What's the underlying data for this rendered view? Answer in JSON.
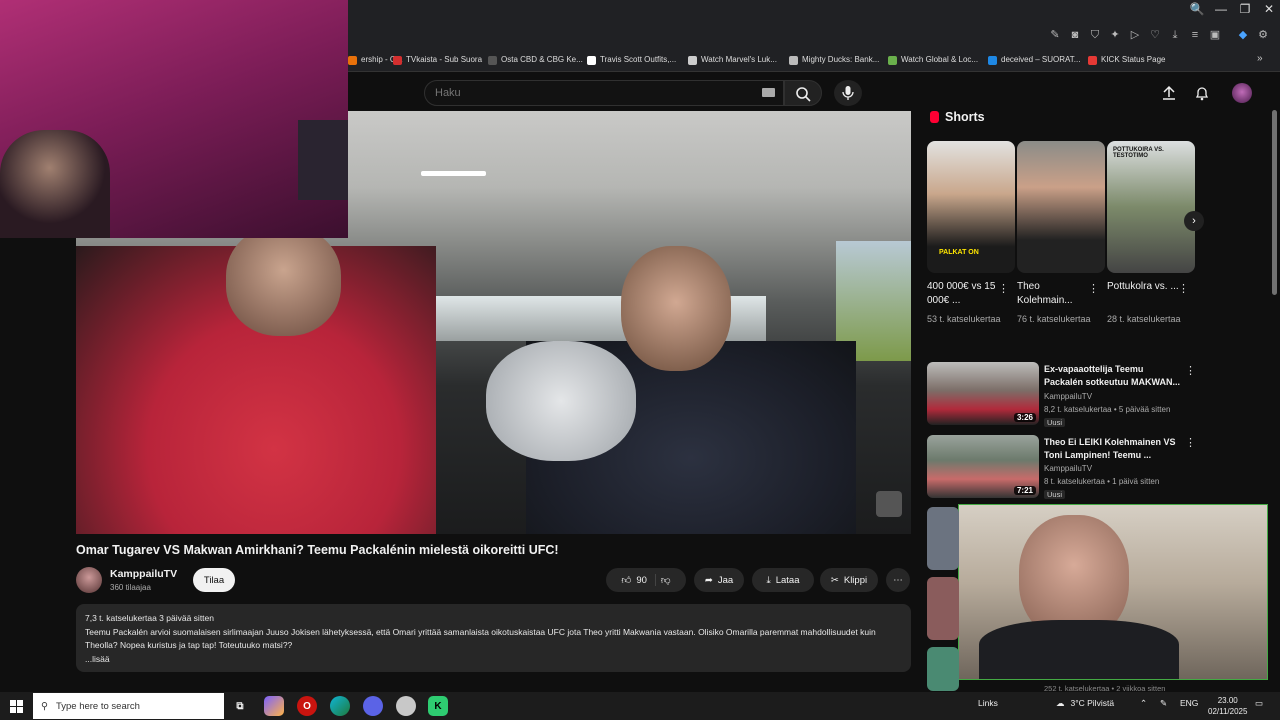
{
  "browser": {
    "window_controls": [
      "🔍",
      "—",
      "❐",
      "✕"
    ],
    "bookmarks": [
      {
        "label": "ership - G...",
        "color": "#e8710a"
      },
      {
        "label": "TVkaista - Sub Suora",
        "color": "#d32f2f"
      },
      {
        "label": "Osta CBD & CBG Ke...",
        "color": "#555555"
      },
      {
        "label": "Travis Scott Outfits,...",
        "color": "#ffffff"
      },
      {
        "label": "Watch Marvel's Luk...",
        "color": "#cccccc"
      },
      {
        "label": "Mighty Ducks: Bank...",
        "color": "#bbbbbb"
      },
      {
        "label": "Watch Global & Loc...",
        "color": "#6ab04c"
      },
      {
        "label": "deceived – SUORAT...",
        "color": "#1e88e5"
      },
      {
        "label": "KICK Status Page",
        "color": "#e53935"
      }
    ]
  },
  "youtube": {
    "search_placeholder": "Haku",
    "video_title": "Omar Tugarev VS Makwan Amirkhani? Teemu Packalénin mielestä oikoreitti UFC!",
    "channel": {
      "name": "KamppailuTV",
      "subs": "360 tilaajaa",
      "subscribe": "Tilaa"
    },
    "actions": {
      "likes": "90",
      "share": "Jaa",
      "download": "Lataa",
      "clip": "Klippi"
    },
    "description": {
      "stats": "7,3 t. katselukertaa  3 päivää sitten",
      "text": "Teemu Packalén arvioi suomalaisen sirlimaajan Juuso Jokisen lähetyksessä, että Omari yrittää samanlaista oikotuskaistaa UFC jota Theo yritti Makwania vastaan. Olisiko Omarilla paremmat mahdollisuudet kuin Theolla? Nopea kuristus ja tap tap! Toteutuuko matsi??",
      "more": "...lisää"
    },
    "shorts_heading": "Shorts",
    "shorts": [
      {
        "title": "400 000€ vs 15 000€ ...",
        "views": "53 t. katselukertaa",
        "overlay": "PALKAT ON"
      },
      {
        "title": "Theo Kolehmain...",
        "views": "76 t. katselukertaa",
        "overlay": ""
      },
      {
        "title": "Pottukolra vs. ...",
        "views": "28 t. katselukertaa",
        "overlay": "POTTUKOIRA VS. TESTOTIMO"
      }
    ],
    "related": [
      {
        "title": "Ex-vapaaottelija Teemu Packalén sotkeutuu MAKWAN...",
        "channel": "KamppailuTV",
        "meta": "8,2 t. katselukertaa • 5 päivää sitten",
        "badge": "Uusi",
        "duration": "3:26"
      },
      {
        "title": "Theo Ei LEIKI Kolehmainen VS Toni Lampinen! Teemu ...",
        "channel": "KamppailuTV",
        "meta": "8 t. katselukertaa • 1 päivä sitten",
        "badge": "Uusi",
        "duration": "7:21"
      }
    ],
    "partial_bottom": "252 t. katselukertaa • 2 viikkoa sitten"
  },
  "taskbar": {
    "search_placeholder": "Type here to search",
    "links": "Links",
    "weather": "3°C  Pilvistä",
    "lang": "ENG",
    "time": "23.00",
    "date": "02/11/2025"
  }
}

» Instructions for the task: Every line of the records that includes the word "label" should be gathered.

» Reply to the task:
        "label": "ership - G...",
        "label": "TVkaista - Sub Suora",
        "label": "Osta CBD & CBG Ke...",
        "label": "Travis Scott Outfits,...",
        "label": "Watch Marvel's Luk...",
        "label": "Mighty Ducks: Bank...",
        "label": "Watch Global & Loc...",
        "label": "deceived – SUORAT...",
        "label": "KICK Status Page",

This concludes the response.